● **Problem**
Report only how many lines of the entries below contain the string "автомобиля".

● **Given data**
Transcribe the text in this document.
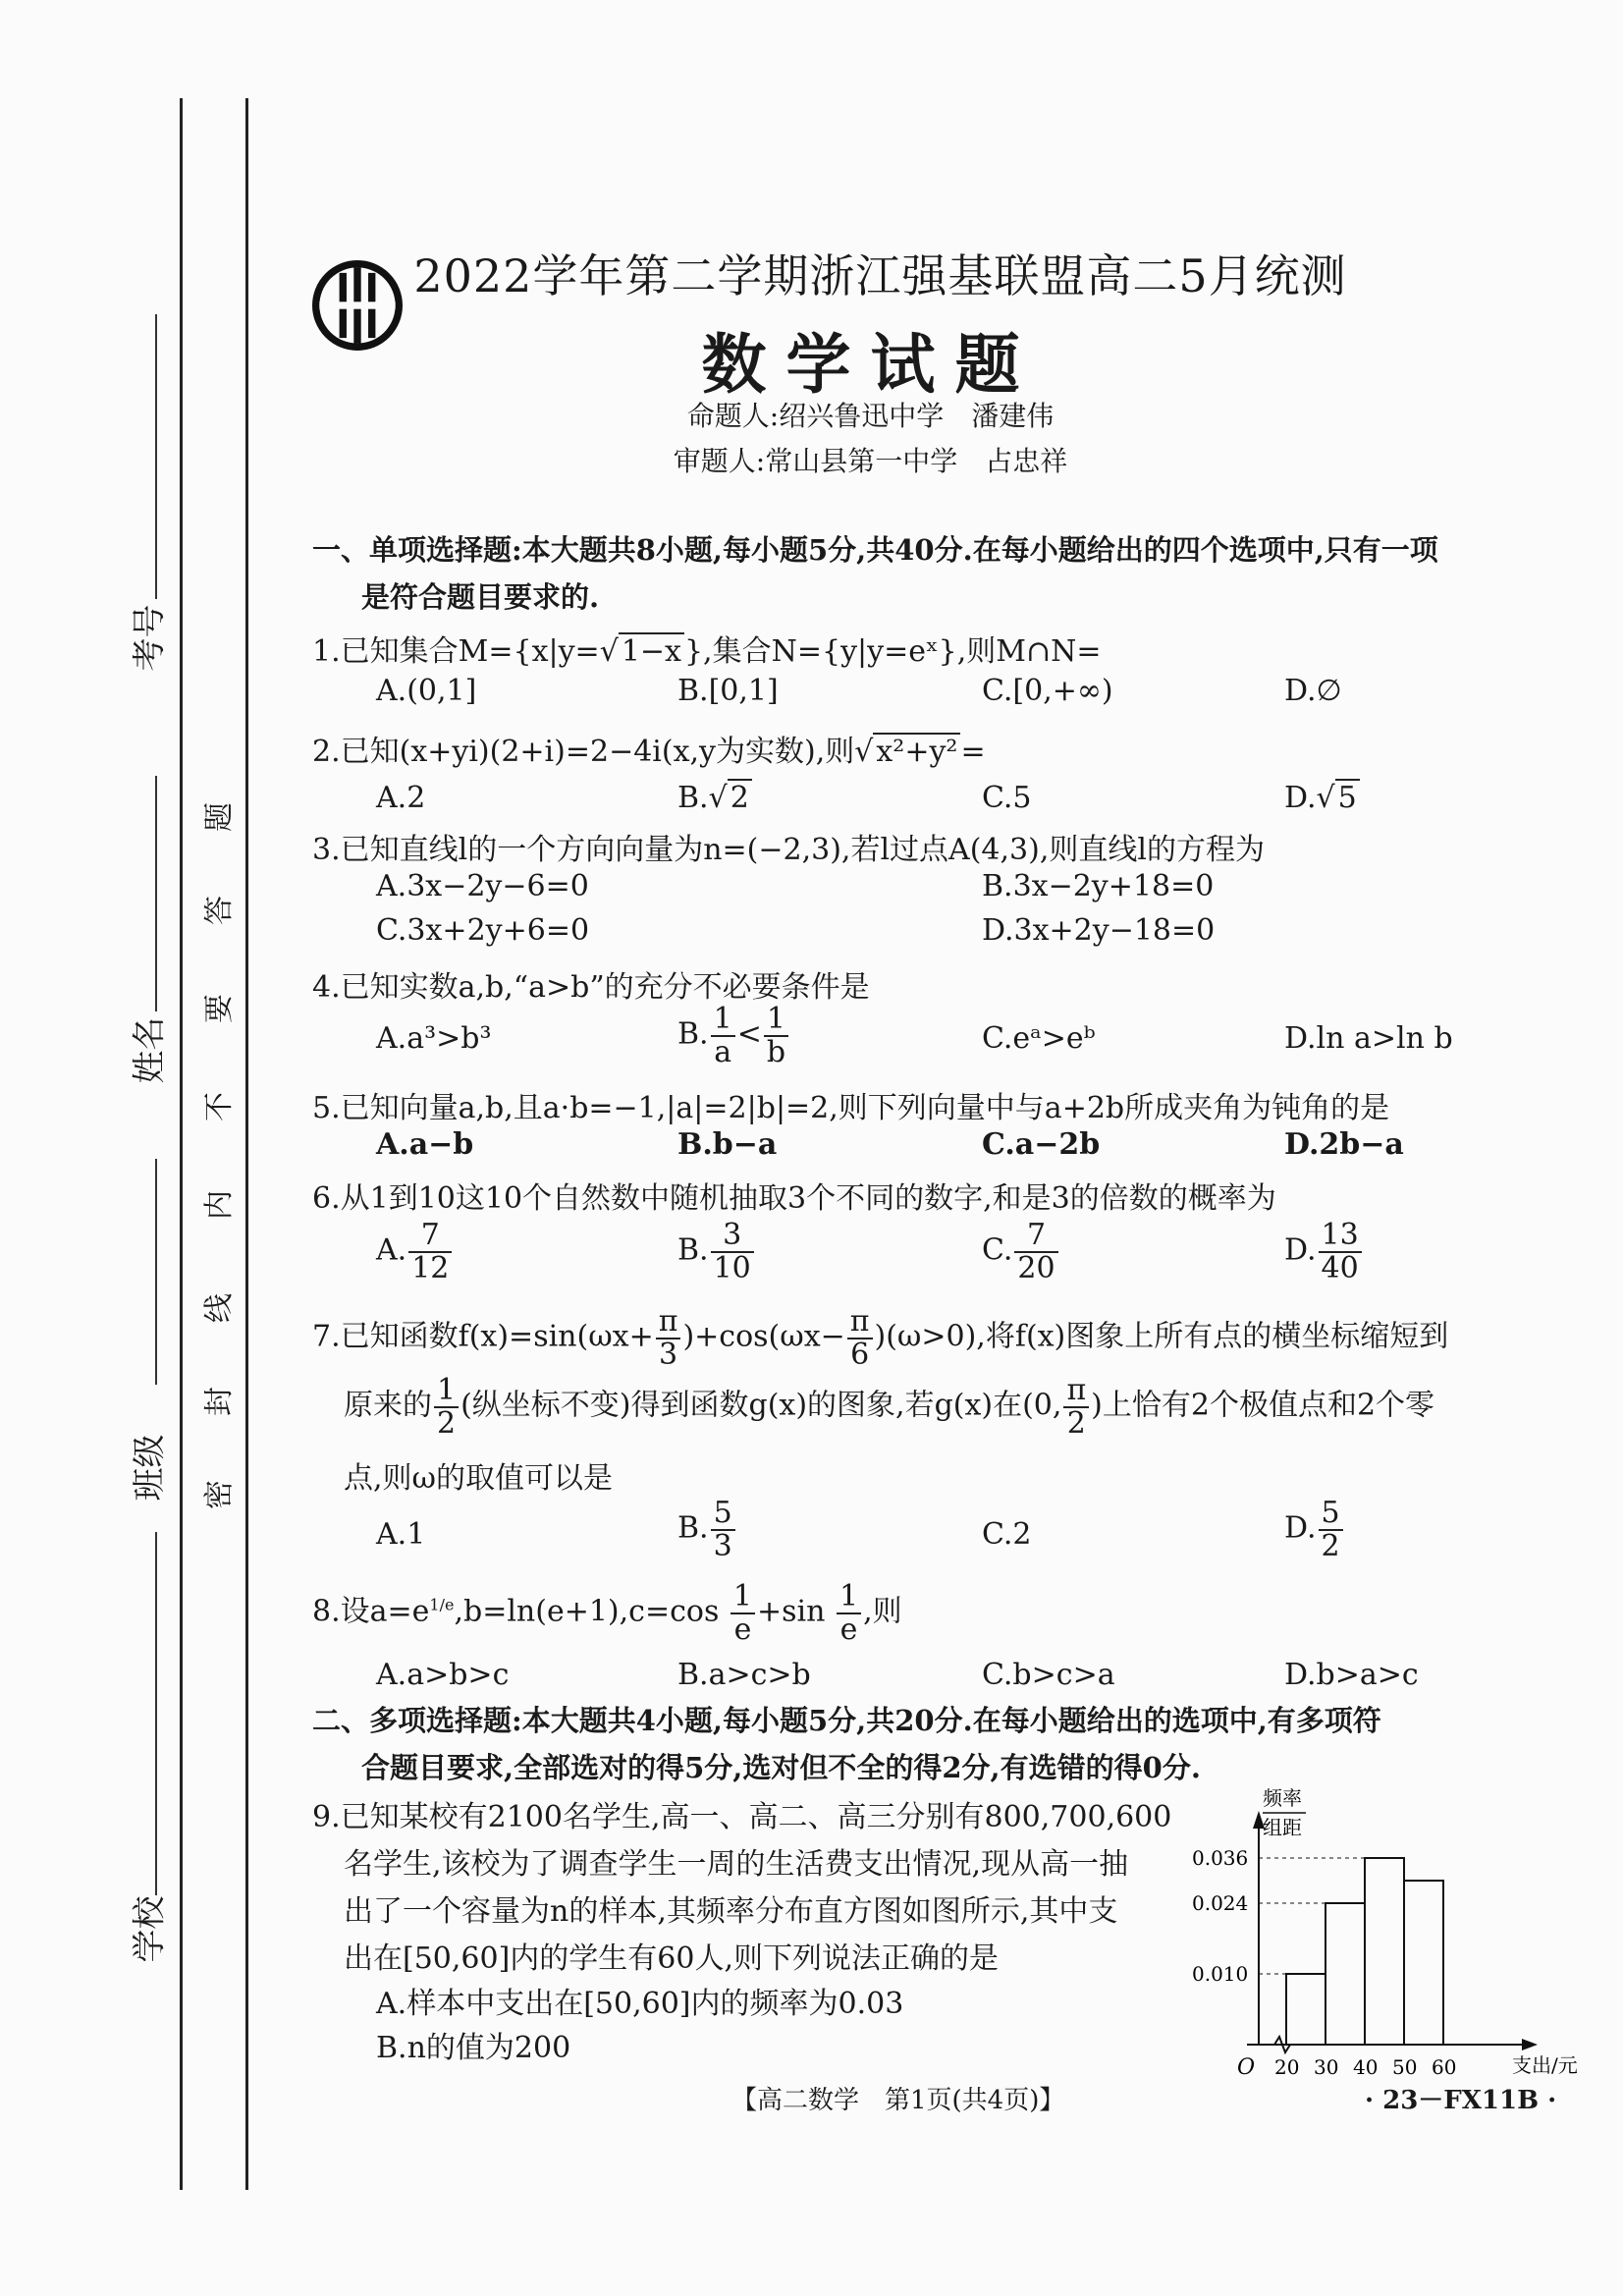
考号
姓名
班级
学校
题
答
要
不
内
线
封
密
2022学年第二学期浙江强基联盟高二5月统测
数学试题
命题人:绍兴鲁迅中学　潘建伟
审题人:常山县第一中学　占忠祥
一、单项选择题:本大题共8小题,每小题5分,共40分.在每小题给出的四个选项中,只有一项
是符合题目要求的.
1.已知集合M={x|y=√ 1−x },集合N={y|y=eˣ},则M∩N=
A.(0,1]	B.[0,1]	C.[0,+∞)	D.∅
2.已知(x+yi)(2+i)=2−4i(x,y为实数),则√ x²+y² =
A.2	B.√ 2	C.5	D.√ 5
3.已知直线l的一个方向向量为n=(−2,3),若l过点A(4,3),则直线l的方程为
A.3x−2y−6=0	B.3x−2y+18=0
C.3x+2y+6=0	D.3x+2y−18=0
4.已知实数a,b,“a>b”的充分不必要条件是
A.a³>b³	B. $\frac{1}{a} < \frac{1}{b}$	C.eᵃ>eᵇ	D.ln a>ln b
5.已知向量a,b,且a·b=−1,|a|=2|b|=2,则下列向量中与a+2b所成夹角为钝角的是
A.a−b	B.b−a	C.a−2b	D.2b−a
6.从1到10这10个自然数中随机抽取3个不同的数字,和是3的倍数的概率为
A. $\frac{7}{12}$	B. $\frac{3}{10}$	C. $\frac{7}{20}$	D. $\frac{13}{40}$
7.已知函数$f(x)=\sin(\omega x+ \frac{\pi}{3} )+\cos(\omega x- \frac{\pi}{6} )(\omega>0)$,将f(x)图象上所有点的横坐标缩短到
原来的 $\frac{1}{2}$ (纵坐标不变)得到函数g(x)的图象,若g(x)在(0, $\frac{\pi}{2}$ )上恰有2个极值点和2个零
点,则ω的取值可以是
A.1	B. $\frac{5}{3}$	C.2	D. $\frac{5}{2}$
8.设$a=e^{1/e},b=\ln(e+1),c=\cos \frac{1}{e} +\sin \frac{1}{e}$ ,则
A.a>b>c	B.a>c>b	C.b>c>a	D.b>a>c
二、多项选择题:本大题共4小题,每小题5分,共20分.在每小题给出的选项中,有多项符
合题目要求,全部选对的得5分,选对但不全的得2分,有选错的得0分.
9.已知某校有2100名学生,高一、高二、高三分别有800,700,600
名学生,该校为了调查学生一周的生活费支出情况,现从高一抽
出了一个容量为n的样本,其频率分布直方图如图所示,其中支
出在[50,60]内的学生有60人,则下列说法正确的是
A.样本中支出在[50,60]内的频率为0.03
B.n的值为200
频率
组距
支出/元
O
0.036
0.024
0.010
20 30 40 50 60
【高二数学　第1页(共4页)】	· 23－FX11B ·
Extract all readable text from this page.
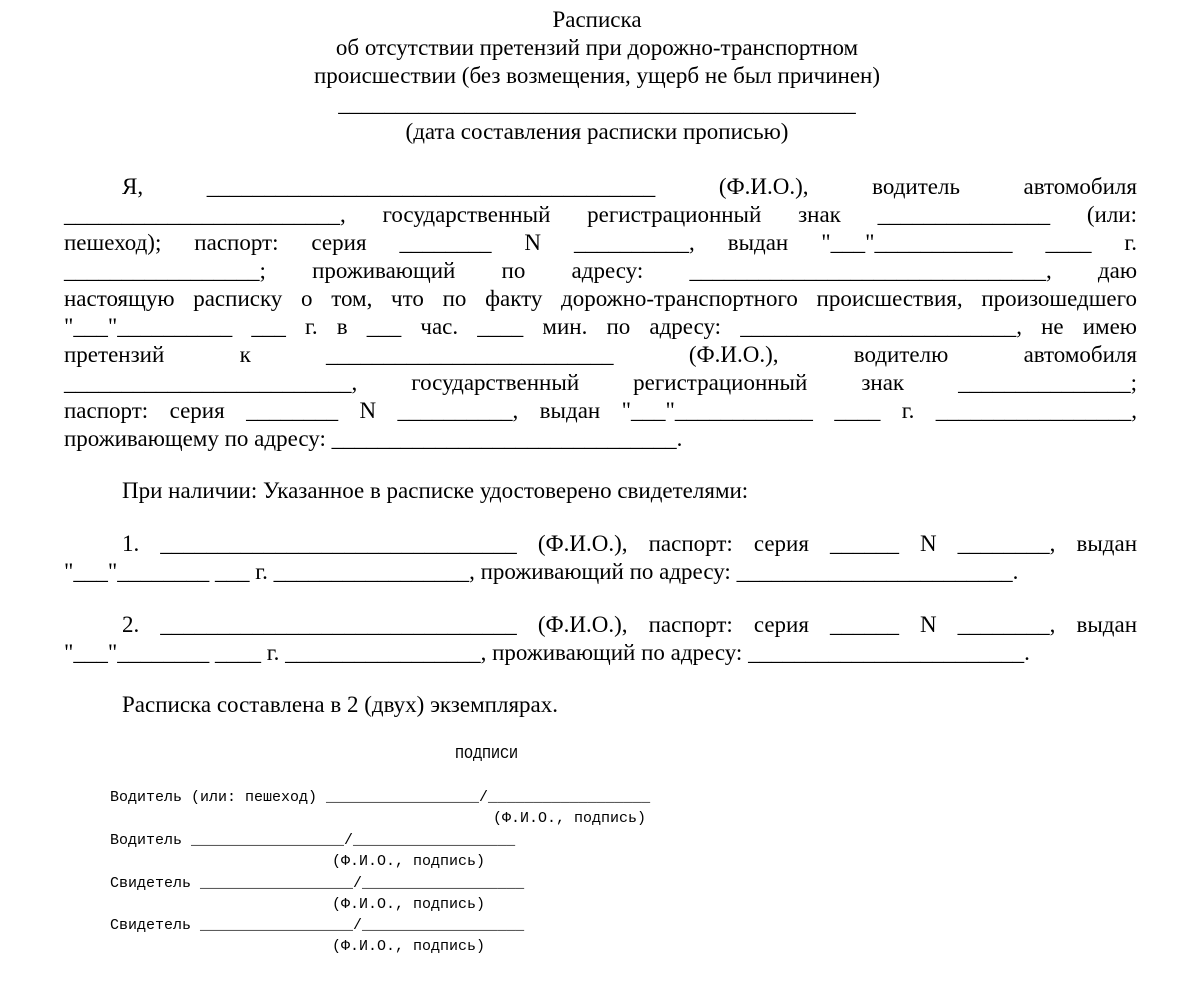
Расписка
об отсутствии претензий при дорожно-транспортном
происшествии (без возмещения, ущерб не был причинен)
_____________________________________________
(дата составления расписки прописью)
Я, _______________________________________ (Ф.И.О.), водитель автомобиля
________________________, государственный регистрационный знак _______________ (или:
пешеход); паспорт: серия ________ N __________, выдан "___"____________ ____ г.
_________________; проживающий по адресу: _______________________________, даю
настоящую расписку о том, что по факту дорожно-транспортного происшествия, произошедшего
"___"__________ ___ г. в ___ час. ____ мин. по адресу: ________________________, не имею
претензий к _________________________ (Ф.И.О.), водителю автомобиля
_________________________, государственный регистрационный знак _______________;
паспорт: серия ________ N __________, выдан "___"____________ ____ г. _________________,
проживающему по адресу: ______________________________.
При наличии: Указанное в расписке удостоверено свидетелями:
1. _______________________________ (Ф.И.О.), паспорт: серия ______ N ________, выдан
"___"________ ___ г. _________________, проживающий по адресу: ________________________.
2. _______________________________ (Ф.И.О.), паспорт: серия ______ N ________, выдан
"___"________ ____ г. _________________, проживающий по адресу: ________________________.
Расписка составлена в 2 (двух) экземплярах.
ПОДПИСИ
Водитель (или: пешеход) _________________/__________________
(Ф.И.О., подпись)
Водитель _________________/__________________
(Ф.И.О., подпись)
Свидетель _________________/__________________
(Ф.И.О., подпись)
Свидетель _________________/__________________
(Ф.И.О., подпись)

● **Solution to the problem**
2